- _STATED EXERCISE_: Copy the records that follow exactly as written, but not their pictures.

* begin MATERIAL *

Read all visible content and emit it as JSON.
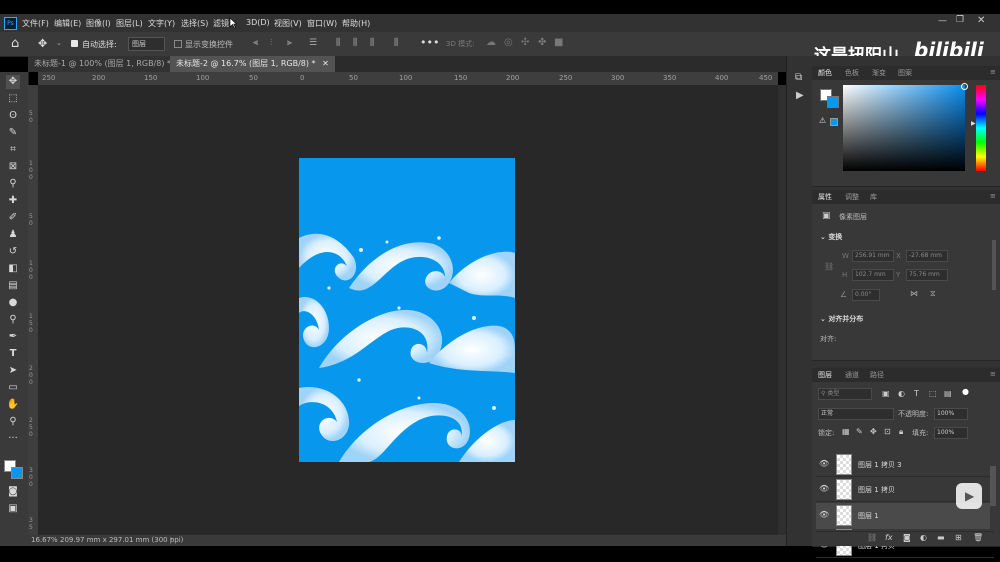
{
  "menubar": {
    "app_icon": "Ps",
    "items": [
      "文件(F)",
      "编辑(E)",
      "图像(I)",
      "图层(L)",
      "文字(Y)",
      "选择(S)",
      "滤镜",
      "3D(D)",
      "视图(V)",
      "窗口(W)",
      "帮助(H)"
    ]
  },
  "options": {
    "auto_select_label": "自动选择:",
    "auto_select_value": "图层",
    "show_transform_label": "显示变换控件",
    "mode_3d_label": "3D 模式:"
  },
  "tabs": [
    {
      "label": "未标题-1 @ 100% (图层 1, RGB/8) *"
    },
    {
      "label": "未标题-2 @ 16.7% (图层 1, RGB/8) *"
    }
  ],
  "ruler_top": [
    "250",
    "200",
    "150",
    "100",
    "50",
    "0",
    "50",
    "100",
    "150",
    "200",
    "250",
    "300",
    "350",
    "400",
    "450"
  ],
  "ruler_left": [
    "5\n0",
    "1\n0\n0",
    "5\n0",
    "1\n0\n0",
    "1\n5\n0",
    "2\n0\n0",
    "2\n5\n0",
    "3\n0\n0",
    "3\n5"
  ],
  "status": {
    "zoom": "16.67%",
    "doc_info": "209.97 mm x 297.01 mm (300 ppi)"
  },
  "watermark": {
    "text": "这是扭阳山",
    "brand": "bilibili"
  },
  "color_panel": {
    "tabs": [
      "颜色",
      "色板",
      "渐变",
      "图案"
    ],
    "fg": "#ffffff",
    "bg": "#0798ee"
  },
  "properties_panel": {
    "tabs": [
      "属性",
      "调整",
      "库"
    ],
    "layer_type": "像素图层",
    "transform_title": "变换",
    "w_label": "W",
    "w_value": "256.91 mm",
    "x_label": "X",
    "x_value": "-27.68 mm",
    "h_label": "H",
    "h_value": "102.7 mm",
    "y_label": "Y",
    "y_value": "75.76 mm",
    "angle_value": "0.00°",
    "align_title": "对齐并分布",
    "align_label": "对齐:"
  },
  "layers_panel": {
    "tabs": [
      "图层",
      "通道",
      "路径"
    ],
    "filter_label": "类型",
    "blend_mode": "正常",
    "opacity_label": "不透明度:",
    "opacity_value": "100%",
    "lock_label": "锁定:",
    "fill_label": "填充:",
    "fill_value": "100%",
    "layers": [
      {
        "name": "图层 1 拷贝 3",
        "selected": false
      },
      {
        "name": "图层 1 拷贝",
        "selected": false
      },
      {
        "name": "图层 1",
        "selected": true
      }
    ]
  },
  "colors": {
    "accent": "#0798ee",
    "wave": "#eaf6ff"
  }
}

* end MATERIAL *

- _EXERCISE OUTPUT_:
Read all visible content and emit it as JSON.
{
  "menubar": {
    "app_icon": "Ps",
    "items": [
      "文件(F)",
      "编辑(E)",
      "图像(I)",
      "图层(L)",
      "文字(Y)",
      "选择(S)",
      "滤镜",
      "3D(D)",
      "视图(V)",
      "窗口(W)",
      "帮助(H)"
    ]
  },
  "options": {
    "auto_select_label": "自动选择:",
    "auto_select_value": "图层",
    "show_transform_label": "显示变换控件",
    "mode_3d_label": "3D 模式:"
  },
  "tabs": [
    {
      "label": "未标题-1 @ 100% (图层 1, RGB/8) *"
    },
    {
      "label": "未标题-2 @ 16.7% (图层 1, RGB/8) *"
    }
  ],
  "ruler_top": [
    "250",
    "200",
    "150",
    "100",
    "50",
    "0",
    "50",
    "100",
    "150",
    "200",
    "250",
    "300",
    "350",
    "400",
    "450"
  ],
  "ruler_left": [
    "5\n0",
    "1\n0\n0",
    "5\n0",
    "1\n0\n0",
    "1\n5\n0",
    "2\n0\n0",
    "2\n5\n0",
    "3\n0\n0",
    "3\n5"
  ],
  "status": {
    "zoom": "16.67%",
    "doc_info": "209.97 mm x 297.01 mm (300 ppi)"
  },
  "watermark": {
    "text": "这是扭阳山",
    "brand": "bilibili"
  },
  "color_panel": {
    "tabs": [
      "颜色",
      "色板",
      "渐变",
      "图案"
    ],
    "fg": "#ffffff",
    "bg": "#0798ee"
  },
  "properties_panel": {
    "tabs": [
      "属性",
      "调整",
      "库"
    ],
    "layer_type": "像素图层",
    "transform_title": "变换",
    "w_label": "W",
    "w_value": "256.91 mm",
    "x_label": "X",
    "x_value": "-27.68 mm",
    "h_label": "H",
    "h_value": "102.7 mm",
    "y_label": "Y",
    "y_value": "75.76 mm",
    "angle_value": "0.00°",
    "align_title": "对齐并分布",
    "align_label": "对齐:"
  },
  "layers_panel": {
    "tabs": [
      "图层",
      "通道",
      "路径"
    ],
    "filter_label": "类型",
    "blend_mode": "正常",
    "opacity_label": "不透明度:",
    "opacity_value": "100%",
    "lock_label": "锁定:",
    "fill_label": "填充:",
    "fill_value": "100%",
    "layers": [
      {
        "name": "图层 1 拷贝 3",
        "selected": false
      },
      {
        "name": "图层 1 拷贝",
        "selected": false
      },
      {
        "name": "图层 1",
        "selected": true
      }
    ]
  },
  "colors": {
    "accent": "#0798ee",
    "wave": "#eaf6ff"
  }
}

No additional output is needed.